= Dokument =
────────────────
Insgesamt würde ich den Zustand des Dreisäulensystems als gut einstufen. Auf die demografische Entwicklung reagiert einzig die nach dem Umlageverfahren konzipierte AHV sehr sensibel. Deshalb ist bei dieser staatlichen Altersvorsorge auch nach der Reform noch immer vor der Reform. Aufgrund der stetig steigenden Lebenserwartung ist bei diesem Vorsorgewerk das letzte Wort noch nicht gesprochen. Bei der beruflichen Vorsorge nach dem Kapitaldeckungsverfahren spart jeder Versicherte für sich selbst. Wenn die Umwandlungssätze bei der Verrentung versicherungsmathematisch so gestaltet sind, dass keine Umverteilung stattfindet, ist die Demografie bei den Pensionskassen kein Thema.

«Die AHV müsste abgebaut und die zweite Säule gestärkt werden.»

Kerstin Windhövel

Müsste man die AHV stärker ausbauen, weil bei der beruflichen Vorsorge der «dritte Beitragszahler» wegen des unsicheren Kapitalmarkts schwächelt?

Dieser «dritte Beitragszahler» fällt nicht unbedingt schwächer aus, er schwankt einfach mehr. Aber Pensionskassen können bei ihren Investments äusserst langfristig disponieren. Aus dieser Sicht ist für mich die zweite Säule mit einem Kapitalmix aus Aktien, Obligationen, Immobilien und alternativen Anlagen die bessere Lösung. Für mich müsste man eher die AHV tendenziell abbauen und die berufliche Vorsorge stärken.

Bei internationalen Vergleichen rutscht die Schweiz wegen des Reformstaus in der Altersvorsorge nach unten. Wo braucht es Korrekturen, um sich im Ranking zu verbessern?

Bei solchen Ranglisten sind natürlich die verwendeten Kriterien wichtig. Beim Mercer-Index lag die Schweiz 2022 im obersten Drittel. Beurteilt wird nach dem gewichteten Durchschnitt von Angemessenheit, Nachhaltigkeit und Integrität. Um sich in diesem Ranking nach oben zu bewegen, müssten wir die Investitionsprozesse straffen. Zudem wäre die Investment-Governance zu verbessern, also etwa die Auswahl der Assetmanager professioneller zu gestalten.

Im kommenden Frühling stimmt das Schweizer Volk über ein Reformpaket zur zweiten Säule ab. Darin enthalten ist eine Absenkung des Umwandlungssatzes im Obligatorium verbunden mit Rentenzuschlägen für die Übergangsgeneration sowie eine niedrigere Eintrittsschwelle und abgeflachte Beitragsquoten im höheren Erwerbsalter. Ist das ein Schritt in die richtige Richtung?
────────────────
= Vorliegende Angaben =
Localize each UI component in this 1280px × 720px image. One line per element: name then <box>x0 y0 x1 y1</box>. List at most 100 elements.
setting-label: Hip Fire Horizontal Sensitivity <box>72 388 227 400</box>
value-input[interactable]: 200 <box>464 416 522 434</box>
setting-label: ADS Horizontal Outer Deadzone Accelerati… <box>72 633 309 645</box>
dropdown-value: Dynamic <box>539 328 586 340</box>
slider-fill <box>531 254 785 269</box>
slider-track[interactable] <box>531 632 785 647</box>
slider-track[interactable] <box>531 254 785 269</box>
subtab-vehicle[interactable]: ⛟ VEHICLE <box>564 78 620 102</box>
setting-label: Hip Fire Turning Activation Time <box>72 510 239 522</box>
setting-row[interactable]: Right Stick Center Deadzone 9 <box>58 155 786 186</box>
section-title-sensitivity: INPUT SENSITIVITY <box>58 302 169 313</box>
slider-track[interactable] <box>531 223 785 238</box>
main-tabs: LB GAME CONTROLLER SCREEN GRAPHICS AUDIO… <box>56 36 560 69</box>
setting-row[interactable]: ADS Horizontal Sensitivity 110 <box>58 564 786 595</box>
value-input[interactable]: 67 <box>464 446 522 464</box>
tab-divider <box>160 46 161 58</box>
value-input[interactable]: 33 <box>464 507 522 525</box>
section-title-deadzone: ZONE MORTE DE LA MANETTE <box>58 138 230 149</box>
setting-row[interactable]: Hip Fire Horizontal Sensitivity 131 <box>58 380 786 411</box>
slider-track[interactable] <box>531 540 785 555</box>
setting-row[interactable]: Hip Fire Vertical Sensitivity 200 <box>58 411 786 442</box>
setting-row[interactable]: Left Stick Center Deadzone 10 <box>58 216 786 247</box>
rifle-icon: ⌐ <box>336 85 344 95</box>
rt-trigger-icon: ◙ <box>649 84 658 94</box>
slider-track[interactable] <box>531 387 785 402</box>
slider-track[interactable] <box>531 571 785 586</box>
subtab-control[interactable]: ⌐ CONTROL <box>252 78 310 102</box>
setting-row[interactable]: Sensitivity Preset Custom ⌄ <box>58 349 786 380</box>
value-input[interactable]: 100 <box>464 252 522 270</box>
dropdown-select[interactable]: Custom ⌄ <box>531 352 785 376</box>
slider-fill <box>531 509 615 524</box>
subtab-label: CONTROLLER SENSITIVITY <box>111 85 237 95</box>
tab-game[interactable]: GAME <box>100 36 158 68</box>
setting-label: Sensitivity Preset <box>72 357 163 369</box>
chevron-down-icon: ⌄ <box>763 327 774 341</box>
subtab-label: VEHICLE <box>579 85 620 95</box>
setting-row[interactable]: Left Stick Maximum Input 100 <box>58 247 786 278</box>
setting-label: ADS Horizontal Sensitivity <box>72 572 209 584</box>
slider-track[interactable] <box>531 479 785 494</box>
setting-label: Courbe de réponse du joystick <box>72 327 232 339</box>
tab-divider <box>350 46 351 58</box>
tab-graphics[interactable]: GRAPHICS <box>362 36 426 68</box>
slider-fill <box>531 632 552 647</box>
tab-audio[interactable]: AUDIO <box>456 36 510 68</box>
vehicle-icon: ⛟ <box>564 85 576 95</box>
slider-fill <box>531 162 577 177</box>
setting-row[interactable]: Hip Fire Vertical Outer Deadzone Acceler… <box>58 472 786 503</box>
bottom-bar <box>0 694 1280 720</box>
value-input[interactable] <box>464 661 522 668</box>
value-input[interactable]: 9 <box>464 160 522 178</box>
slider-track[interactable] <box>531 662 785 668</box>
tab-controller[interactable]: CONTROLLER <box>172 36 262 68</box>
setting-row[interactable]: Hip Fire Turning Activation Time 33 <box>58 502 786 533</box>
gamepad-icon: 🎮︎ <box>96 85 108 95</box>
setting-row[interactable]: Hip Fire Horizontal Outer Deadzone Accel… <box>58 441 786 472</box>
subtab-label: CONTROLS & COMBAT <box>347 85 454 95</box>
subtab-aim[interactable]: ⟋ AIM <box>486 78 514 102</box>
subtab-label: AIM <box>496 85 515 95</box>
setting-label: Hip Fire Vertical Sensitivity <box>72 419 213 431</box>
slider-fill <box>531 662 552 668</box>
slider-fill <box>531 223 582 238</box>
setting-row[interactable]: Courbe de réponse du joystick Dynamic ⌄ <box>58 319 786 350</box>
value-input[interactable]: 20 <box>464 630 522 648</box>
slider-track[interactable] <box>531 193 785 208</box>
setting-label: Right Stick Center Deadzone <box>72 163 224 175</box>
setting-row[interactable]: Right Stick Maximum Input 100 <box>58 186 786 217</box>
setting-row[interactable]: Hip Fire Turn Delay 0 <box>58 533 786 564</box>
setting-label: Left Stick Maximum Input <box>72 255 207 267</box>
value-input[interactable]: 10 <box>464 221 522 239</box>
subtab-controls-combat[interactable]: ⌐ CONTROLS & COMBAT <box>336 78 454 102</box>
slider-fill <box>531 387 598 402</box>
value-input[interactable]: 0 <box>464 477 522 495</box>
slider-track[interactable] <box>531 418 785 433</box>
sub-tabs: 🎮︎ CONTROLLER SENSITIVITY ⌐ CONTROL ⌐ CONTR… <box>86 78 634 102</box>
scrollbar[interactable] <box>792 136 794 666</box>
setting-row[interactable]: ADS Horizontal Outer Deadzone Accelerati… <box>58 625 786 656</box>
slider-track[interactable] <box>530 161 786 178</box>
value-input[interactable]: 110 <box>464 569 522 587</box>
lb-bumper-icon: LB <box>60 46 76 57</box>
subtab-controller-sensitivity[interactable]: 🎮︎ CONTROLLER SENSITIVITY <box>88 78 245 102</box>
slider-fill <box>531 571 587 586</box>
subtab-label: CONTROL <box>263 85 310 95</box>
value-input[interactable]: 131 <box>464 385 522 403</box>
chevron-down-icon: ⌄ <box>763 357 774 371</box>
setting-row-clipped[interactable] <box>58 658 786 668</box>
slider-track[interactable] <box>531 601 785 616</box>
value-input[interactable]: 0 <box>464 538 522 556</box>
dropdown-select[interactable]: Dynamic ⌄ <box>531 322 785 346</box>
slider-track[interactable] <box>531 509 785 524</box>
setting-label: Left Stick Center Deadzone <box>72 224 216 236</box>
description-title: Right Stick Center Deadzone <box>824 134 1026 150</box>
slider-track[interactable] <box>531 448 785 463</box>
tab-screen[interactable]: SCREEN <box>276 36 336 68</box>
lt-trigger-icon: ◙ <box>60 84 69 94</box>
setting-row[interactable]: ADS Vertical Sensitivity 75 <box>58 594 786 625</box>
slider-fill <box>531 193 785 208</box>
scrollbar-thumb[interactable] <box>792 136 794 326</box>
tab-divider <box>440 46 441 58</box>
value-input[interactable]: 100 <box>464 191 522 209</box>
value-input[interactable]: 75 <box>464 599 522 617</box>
────────────────
= Übungen =
1. Gib bitte die Zeilen unter „Vorliegende Angaben“ wortgetreu wieder, und zwar alles vom Anfang bis hinunter zur Zeile mit „dropdown-value: Dynamic <box>539“, diese eingeschlossen.
2. Führe den Text über die Schweizer Altersvorsorge im Anschluss an seinen letzten Satz weiter.

= Lösungen =
1.
Localize each UI component in this 1280px × 720px image. One line per element: name then <box>x0 y0 x1 y1</box>. List at most 100 elements.
setting-label: Hip Fire Horizontal Sensitivity <box>72 388 227 400</box>
value-input[interactable]: 200 <box>464 416 522 434</box>
setting-label: ADS Horizontal Outer Deadzone Accelerati… <box>72 633 309 645</box>
dropdown-value: Dynamic <box>539 328 586 340</box>

2.
Mit einer Ausnahme sind diese Massnahmen alle sehr zu begrüssen, auch wenn ein Umwandlungssatz von 6 Prozent noch immer vergleichsweise hoch ist. Ein absolutes No-Go ist für mich die Übergangslösung mit den Rentenzuschlägen. Hier erfolgt in der zweiten Säule ein Systembruch, indem man eine Umlagekomponente in ein kapitalgedecktes Modell hineinquetscht.

In der beruflichen Vorsorge öffnet sich die Schere zwischen Erwerbs-tätigen und Rentnern immer mehr.  Es gibt jährliche Umverteilungen zulasten der aktiv Versicherten von mehreren Milliarden Franken. Wie lässt sich das stoppen?

Die Zinswende hilft in diesem Fall. Die starke Umverteilung war auch eine Folge der lang anhaltenden Tiefzinsphase. Die Rentenzusage ist auch in schlechten Zeiten bindend. Die Pensionskassen mussten deshalb diese Quersubventionierung betreiben, um das ganze System im Gleichgewicht zu halten. Immerhin, die Vorsorgeeinrichtungen haben in dieser schwierigen Phase ihre Hausaufgaben gemacht: Der technische Zinssatz und der Umwandlungssatz wurden gesenkt. Wichtig ist nun, dass die Pensionskassen nach der Zinswende nicht gleich den technischen Zinssatz wieder anheben und stattdessen die risikolos erarbeiteten Zinsen den aktiv Versicherten zugutekommen lassen.

Vorsorge-Expertin

Name: Kerstin Windhövel
Funktion: Professorin Kalaidos Fachhochschule Schweiz, Leiterin Kompetenzzentrum Vorsorge
Alter: 51
Wohnort: Bern
Ausbildung: Doktorat in Volkswirtschaft an der Universität Erlangen-Nürnberg

Das Unternehmen Die Kalaidos Fachhochschule bietet schweizweit Studiengänge in verschiedenen Themengebieten an. Im Bereich Vorsorge gibt es einen Master-Abschluss und daneben Zertifikatslehrgänge und Weiterbildungskurse.

Braucht es eine automatische Anpassung des Pensionsalters an die steigende Lebenserwartung, wie das zwei Drittel der OECD-Länder bereits kennen?

Bei der AHV kann man sich über einen solchen Mechanismus durchaus Gedanken machen. Bei den Pensionskassen ist das nicht notwendig. Schon heute hat man die Möglichkeit, im Alter zwischen 58 und 70 Jahren in Pension zu gehen. Je nach Zeitpunkt der Ruhestandsregelung erfolgen bei der Rente versicherungstechnische Zu- und Abschläge.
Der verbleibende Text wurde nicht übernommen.